- Exercise prompt:
Find the word "Virginia" in the records below. List each line containing it.

Extracted records
——————————
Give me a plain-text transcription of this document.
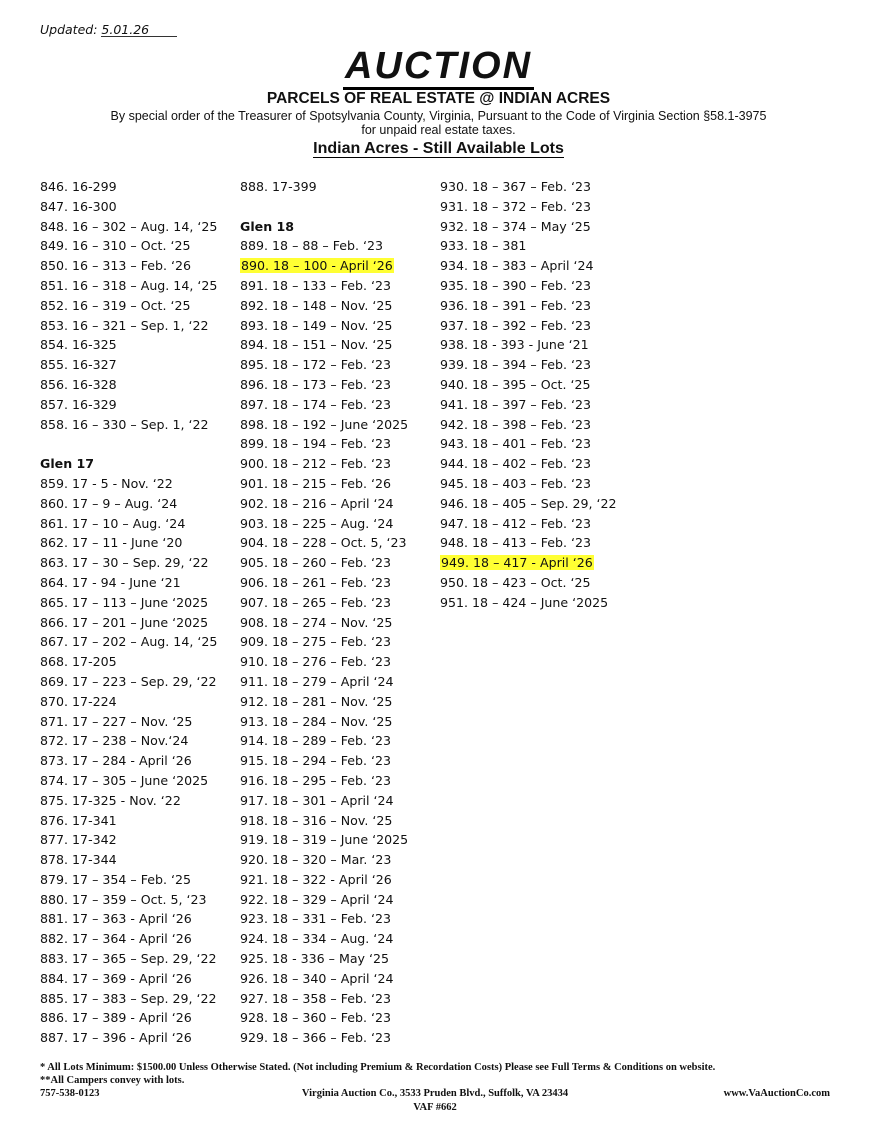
Updated: 5.01.26
AUCTION
PARCELS OF REAL ESTATE @ INDIAN ACRES
By special order of the Treasurer of Spotsylvania County, Virginia, Pursuant to the Code of Virginia Section §58.1-3975
for unpaid real estate taxes.
Indian Acres - Still Available Lots
846. 16-299
847. 16-300
848. 16 – 302 – Aug. 14, ‘25
849. 16 – 310 – Oct. ‘25
850. 16 – 313 – Feb. ‘26
851. 16 – 318 – Aug. 14, ‘25
852. 16 – 319 – Oct. ‘25
853. 16 – 321 – Sep. 1, ‘22
854. 16-325
855. 16-327
856. 16-328
857. 16-329
858. 16 – 330 – Sep. 1, ‘22
Glen 17
859. 17 - 5 - Nov. ‘22
860. 17 – 9 – Aug. ‘24
861. 17 – 10 – Aug. ‘24
862. 17 – 11 - June ‘20
863. 17 – 30 – Sep. 29, ‘22
864. 17 - 94 - June ‘21
865. 17 – 113 – June ‘2025
866. 17 – 201 – June ‘2025
867. 17 – 202 – Aug. 14, ‘25
868. 17-205
869. 17 – 223 – Sep. 29, ‘22
870. 17-224
871. 17 – 227 – Nov. ‘25
872. 17 – 238 – Nov.‘24
873. 17 – 284 - April ‘26
874. 17 – 305 – June ‘2025
875. 17-325 - Nov. ‘22
876. 17-341
877. 17-342
878. 17-344
879. 17 – 354 – Feb. ‘25
880. 17 – 359 – Oct. 5, ‘23
881. 17 – 363 - April ‘26
882. 17 – 364 - April ‘26
883. 17 – 365 – Sep. 29, ‘22
884. 17 – 369 - April ‘26
885. 17 – 383 – Sep. 29, ‘22
886. 17 – 389 - April ‘26
887. 17 – 396 - April ‘26
888. 17-399
Glen 18
889. 18 – 88 – Feb. ‘23
890. 18 – 100 - April ‘26
891. 18 – 133 – Feb. ‘23
892. 18 – 148 – Nov. ‘25
893. 18 – 149 – Nov. ‘25
894. 18 – 151 – Nov. ‘25
895. 18 – 172 – Feb. ‘23
896. 18 – 173 – Feb. ‘23
897. 18 – 174 – Feb. ‘23
898. 18 – 192 – June ‘2025
899. 18 – 194 – Feb. ‘23
900. 18 – 212 – Feb. ‘23
901. 18 – 215 – Feb. ‘26
902. 18 – 216 – April ‘24
903. 18 – 225 – Aug. ‘24
904. 18 – 228 – Oct. 5, ‘23
905. 18 – 260 – Feb. ‘23
906. 18 – 261 – Feb. ‘23
907. 18 – 265 – Feb. ‘23
908. 18 – 274 – Nov. ‘25
909. 18 – 275 – Feb. ‘23
910. 18 – 276 – Feb. ‘23
911. 18 – 279 – April ‘24
912. 18 – 281 – Nov. ‘25
913. 18 – 284 – Nov. ‘25
914. 18 – 289 – Feb. ‘23
915. 18 – 294 – Feb. ‘23
916. 18 – 295 – Feb. ‘23
917. 18 – 301 – April ‘24
918. 18 – 316 – Nov. ‘25
919. 18 – 319 – June ‘2025
920. 18 – 320 – Mar. ‘23
921. 18 – 322 - April ‘26
922. 18 – 329 – April ‘24
923. 18 – 331 – Feb. ‘23
924. 18 – 334 – Aug. ‘24
925. 18 - 336 – May ‘25
926. 18 – 340 – April ‘24
927. 18 – 358 – Feb. ‘23
928. 18 – 360 – Feb. ‘23
929. 18 – 366 – Feb. ‘23
930. 18 – 367 – Feb. ‘23
931. 18 – 372 – Feb. ‘23
932. 18 – 374 – May ‘25
933. 18 – 381
934. 18 – 383 – April ‘24
935. 18 – 390 – Feb. ‘23
936. 18 – 391 – Feb. ‘23
937. 18 – 392 – Feb. ‘23
938. 18 - 393 - June ‘21
939. 18 – 394 – Feb. ‘23
940. 18 – 395 – Oct. ‘25
941. 18 – 397 – Feb. ‘23
942. 18 – 398 – Feb. ‘23
943. 18 – 401 – Feb. ‘23
944. 18 – 402 – Feb. ‘23
945. 18 – 403 – Feb. ‘23
946. 18 – 405 – Sep. 29, ‘22
947. 18 – 412 – Feb. ‘23
948. 18 – 413 – Feb. ‘23
949. 18 – 417 - April ‘26
950. 18 – 423 – Oct. ‘25
951. 18 – 424 – June ‘2025
* All Lots Minimum: $1500.00 Unless Otherwise Stated. (Not including Premium & Recordation Costs) Please see Full Terms & Conditions on website.
**All Campers convey with lots.
757-538-0123	Virginia Auction Co., 3533 Pruden Blvd., Suffolk, VA 23434	www.VaAuctionCo.com
VAF #662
——————————
- Result of the exercise:
By special order of the Treasurer of Spotsylvania County, Virginia, Pursuant to the Code of Virginia Section §58.1-3975
757-538-0123	Virginia Auction Co., 3533 Pruden Blvd., Suffolk, VA 23434	www.VaAuctionCo.com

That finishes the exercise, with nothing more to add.